Only the number is needed: how many lines of the records include "page"?

————

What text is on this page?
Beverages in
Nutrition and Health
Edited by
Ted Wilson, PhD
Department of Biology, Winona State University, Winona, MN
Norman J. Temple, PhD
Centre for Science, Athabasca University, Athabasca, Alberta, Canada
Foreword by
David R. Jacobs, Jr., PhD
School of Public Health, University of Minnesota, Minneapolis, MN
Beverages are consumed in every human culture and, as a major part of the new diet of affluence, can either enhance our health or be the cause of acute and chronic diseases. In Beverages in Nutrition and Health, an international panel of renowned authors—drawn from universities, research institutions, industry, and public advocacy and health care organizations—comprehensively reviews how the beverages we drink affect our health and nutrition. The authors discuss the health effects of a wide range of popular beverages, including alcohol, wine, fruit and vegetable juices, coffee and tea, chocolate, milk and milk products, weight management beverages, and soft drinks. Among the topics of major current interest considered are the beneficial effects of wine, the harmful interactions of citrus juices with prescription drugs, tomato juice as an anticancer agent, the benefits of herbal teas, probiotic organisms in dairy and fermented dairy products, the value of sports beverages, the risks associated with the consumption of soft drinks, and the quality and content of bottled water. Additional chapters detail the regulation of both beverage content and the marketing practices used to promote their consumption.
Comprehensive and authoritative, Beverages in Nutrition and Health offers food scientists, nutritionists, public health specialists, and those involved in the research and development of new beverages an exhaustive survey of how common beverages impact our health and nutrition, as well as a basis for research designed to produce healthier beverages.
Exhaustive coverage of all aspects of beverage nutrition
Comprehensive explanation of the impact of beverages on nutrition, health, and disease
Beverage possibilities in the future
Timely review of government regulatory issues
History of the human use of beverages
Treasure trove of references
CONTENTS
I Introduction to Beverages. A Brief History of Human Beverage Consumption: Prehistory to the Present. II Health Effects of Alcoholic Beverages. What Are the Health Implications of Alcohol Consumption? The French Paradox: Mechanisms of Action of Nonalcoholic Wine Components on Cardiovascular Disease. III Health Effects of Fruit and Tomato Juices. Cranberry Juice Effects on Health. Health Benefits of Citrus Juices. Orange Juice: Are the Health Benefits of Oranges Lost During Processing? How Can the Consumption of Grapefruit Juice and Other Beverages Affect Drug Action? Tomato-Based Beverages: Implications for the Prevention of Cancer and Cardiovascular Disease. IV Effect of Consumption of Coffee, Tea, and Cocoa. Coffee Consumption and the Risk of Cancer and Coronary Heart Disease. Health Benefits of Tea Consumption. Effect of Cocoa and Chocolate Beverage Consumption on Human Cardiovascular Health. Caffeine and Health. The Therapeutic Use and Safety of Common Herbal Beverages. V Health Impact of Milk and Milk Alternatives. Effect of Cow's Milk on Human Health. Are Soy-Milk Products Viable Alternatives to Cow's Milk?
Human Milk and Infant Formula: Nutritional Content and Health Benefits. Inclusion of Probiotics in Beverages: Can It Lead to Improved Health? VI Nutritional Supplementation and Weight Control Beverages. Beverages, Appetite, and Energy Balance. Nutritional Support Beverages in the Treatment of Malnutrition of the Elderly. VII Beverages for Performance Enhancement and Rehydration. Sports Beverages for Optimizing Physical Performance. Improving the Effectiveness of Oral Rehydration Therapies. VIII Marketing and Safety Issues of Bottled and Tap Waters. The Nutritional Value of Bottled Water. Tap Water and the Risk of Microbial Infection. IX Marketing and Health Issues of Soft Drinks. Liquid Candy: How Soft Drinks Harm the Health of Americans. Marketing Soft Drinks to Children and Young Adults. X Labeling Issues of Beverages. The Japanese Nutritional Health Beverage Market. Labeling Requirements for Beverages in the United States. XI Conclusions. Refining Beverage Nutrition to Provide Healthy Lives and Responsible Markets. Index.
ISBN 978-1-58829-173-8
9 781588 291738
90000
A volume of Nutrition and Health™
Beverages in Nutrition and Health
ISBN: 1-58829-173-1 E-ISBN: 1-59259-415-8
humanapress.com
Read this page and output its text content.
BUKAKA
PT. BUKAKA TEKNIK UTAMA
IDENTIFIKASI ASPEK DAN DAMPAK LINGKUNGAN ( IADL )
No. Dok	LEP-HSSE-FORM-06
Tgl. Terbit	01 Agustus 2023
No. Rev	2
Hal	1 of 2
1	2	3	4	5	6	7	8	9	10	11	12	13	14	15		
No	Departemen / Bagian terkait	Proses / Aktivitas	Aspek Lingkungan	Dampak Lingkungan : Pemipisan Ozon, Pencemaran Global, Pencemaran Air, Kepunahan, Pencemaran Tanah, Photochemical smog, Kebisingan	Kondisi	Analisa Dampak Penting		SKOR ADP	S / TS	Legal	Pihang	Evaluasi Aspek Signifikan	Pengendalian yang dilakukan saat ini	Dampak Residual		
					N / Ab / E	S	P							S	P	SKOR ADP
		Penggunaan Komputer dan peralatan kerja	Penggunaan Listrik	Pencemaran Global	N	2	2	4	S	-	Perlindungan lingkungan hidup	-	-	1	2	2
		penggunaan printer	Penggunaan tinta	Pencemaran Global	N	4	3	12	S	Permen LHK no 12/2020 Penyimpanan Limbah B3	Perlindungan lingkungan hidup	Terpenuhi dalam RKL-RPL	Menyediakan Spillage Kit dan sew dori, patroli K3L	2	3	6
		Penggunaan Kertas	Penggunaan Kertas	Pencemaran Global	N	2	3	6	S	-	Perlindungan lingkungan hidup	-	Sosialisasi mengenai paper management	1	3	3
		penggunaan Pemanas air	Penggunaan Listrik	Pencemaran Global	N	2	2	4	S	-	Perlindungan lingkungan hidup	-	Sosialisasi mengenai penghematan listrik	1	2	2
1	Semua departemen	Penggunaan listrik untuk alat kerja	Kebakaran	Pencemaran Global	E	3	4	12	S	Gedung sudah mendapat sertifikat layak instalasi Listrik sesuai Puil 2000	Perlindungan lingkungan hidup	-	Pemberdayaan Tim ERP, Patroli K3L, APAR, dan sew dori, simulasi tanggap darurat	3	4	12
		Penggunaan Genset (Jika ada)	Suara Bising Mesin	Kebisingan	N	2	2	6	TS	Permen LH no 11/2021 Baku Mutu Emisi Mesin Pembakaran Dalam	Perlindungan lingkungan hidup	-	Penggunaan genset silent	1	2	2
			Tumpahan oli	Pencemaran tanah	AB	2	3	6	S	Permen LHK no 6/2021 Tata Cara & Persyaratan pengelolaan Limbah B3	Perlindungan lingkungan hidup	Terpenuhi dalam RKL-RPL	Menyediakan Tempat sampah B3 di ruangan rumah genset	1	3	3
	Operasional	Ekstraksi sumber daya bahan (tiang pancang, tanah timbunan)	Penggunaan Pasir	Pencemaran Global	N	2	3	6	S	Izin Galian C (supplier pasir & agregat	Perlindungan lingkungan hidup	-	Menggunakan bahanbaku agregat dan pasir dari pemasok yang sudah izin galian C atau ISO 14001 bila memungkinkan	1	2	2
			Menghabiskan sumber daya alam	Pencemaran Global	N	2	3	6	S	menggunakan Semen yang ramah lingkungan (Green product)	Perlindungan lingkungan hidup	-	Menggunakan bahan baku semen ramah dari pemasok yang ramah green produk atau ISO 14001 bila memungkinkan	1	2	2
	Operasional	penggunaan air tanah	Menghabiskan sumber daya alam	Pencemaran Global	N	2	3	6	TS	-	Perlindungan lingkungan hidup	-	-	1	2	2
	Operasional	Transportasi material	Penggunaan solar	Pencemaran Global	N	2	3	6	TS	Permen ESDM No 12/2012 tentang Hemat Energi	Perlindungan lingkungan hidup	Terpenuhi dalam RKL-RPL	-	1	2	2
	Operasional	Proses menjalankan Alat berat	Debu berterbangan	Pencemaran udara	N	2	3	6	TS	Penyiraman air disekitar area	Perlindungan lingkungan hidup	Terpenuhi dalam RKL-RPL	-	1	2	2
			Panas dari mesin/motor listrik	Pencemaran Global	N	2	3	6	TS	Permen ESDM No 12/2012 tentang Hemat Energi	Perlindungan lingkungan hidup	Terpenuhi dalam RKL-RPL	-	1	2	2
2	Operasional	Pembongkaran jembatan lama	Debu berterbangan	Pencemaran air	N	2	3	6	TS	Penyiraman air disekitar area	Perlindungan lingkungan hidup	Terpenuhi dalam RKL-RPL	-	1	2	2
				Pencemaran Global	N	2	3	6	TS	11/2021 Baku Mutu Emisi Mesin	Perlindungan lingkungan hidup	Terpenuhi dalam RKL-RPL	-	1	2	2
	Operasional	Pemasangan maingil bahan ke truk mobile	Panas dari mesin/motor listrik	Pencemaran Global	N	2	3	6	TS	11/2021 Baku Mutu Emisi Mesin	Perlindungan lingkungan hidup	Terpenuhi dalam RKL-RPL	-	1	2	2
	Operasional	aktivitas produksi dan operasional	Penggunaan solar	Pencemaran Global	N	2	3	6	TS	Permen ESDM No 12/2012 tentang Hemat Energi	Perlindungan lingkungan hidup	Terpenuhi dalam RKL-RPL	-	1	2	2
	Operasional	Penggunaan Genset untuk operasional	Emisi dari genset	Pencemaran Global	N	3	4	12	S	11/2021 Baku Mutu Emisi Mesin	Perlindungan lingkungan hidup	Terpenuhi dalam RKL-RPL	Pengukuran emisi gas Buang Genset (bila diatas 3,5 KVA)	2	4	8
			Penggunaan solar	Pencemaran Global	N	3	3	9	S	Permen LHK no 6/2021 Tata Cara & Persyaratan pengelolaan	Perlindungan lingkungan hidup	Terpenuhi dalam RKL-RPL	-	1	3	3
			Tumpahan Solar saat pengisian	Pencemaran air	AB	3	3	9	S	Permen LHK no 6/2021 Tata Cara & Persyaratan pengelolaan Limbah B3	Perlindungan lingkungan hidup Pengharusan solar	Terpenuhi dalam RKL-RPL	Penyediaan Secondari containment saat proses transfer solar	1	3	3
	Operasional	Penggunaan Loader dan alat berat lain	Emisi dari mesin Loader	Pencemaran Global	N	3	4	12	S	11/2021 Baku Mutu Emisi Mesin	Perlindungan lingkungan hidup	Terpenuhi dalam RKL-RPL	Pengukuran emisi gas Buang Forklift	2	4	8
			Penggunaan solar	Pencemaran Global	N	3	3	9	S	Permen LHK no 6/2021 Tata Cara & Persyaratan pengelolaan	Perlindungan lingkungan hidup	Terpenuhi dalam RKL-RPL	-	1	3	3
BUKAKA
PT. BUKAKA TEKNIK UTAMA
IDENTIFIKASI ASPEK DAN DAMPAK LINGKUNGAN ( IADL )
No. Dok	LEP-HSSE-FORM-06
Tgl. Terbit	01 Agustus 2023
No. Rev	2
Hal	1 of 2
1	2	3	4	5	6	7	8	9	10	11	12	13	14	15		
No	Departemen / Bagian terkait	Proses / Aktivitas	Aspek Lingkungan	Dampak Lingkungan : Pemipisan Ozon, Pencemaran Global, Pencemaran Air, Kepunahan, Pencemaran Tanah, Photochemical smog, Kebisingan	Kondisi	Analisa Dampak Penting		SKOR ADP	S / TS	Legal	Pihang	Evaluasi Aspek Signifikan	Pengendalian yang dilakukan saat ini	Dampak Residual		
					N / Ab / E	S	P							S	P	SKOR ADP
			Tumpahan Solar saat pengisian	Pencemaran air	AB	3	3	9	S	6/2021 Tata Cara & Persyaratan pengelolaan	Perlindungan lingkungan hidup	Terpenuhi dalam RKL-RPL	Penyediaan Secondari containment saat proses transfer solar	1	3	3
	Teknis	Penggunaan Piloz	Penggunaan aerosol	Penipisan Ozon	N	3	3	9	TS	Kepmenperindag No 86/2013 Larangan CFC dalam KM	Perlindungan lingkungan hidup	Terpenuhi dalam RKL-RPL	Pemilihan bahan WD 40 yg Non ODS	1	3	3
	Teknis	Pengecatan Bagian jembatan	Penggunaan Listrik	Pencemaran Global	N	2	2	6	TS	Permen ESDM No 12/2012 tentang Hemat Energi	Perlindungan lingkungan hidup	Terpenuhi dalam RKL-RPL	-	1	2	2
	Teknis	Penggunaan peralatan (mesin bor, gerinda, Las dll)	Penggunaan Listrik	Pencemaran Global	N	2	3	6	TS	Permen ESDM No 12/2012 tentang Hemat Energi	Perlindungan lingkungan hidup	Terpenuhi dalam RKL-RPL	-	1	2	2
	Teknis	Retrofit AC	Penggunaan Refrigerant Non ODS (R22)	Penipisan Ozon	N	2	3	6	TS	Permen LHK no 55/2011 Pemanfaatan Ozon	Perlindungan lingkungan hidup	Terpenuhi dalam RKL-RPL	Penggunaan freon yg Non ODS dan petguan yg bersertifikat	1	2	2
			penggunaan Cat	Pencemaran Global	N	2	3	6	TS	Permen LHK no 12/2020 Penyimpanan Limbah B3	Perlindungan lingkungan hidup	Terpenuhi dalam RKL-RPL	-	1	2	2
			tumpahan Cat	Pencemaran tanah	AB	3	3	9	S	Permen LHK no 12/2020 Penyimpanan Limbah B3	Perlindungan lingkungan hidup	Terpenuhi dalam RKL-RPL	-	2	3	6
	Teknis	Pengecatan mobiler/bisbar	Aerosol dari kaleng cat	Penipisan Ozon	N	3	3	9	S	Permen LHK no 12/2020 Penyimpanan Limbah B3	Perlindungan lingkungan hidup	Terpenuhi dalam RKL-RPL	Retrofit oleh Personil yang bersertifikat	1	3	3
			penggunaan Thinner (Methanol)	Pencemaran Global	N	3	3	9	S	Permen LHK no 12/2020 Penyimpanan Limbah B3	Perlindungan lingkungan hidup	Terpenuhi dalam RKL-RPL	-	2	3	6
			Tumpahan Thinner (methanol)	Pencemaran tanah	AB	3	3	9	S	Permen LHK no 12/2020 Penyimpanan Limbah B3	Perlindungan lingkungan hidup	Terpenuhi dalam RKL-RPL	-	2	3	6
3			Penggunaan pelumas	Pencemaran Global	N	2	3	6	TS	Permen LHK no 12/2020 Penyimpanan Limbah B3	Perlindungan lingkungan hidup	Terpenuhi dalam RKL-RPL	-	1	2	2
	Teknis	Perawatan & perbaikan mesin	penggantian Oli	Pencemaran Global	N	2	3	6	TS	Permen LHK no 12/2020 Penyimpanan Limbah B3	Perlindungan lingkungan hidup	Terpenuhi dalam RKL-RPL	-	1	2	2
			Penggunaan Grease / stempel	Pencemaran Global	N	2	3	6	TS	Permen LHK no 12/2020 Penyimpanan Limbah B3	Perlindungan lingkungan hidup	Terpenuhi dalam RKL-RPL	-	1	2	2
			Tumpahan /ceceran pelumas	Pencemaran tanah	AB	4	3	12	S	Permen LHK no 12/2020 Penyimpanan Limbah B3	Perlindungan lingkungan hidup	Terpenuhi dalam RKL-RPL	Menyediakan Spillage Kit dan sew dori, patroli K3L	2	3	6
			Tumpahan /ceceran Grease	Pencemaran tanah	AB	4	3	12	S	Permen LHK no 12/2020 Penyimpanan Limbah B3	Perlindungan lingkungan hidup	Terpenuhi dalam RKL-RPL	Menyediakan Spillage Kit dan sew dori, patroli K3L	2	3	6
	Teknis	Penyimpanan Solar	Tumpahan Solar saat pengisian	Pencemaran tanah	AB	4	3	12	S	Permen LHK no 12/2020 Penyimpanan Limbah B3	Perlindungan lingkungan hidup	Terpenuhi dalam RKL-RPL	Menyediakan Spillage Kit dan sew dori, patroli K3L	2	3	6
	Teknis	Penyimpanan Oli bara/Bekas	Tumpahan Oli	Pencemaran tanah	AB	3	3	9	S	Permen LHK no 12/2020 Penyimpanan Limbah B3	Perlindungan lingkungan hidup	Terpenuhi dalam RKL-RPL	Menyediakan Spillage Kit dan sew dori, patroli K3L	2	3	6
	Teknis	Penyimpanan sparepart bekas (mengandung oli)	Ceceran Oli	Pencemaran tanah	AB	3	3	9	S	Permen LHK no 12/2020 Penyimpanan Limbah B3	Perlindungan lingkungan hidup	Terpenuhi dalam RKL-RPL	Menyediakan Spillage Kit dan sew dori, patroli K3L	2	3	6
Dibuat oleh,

————

**Exercise answer**
2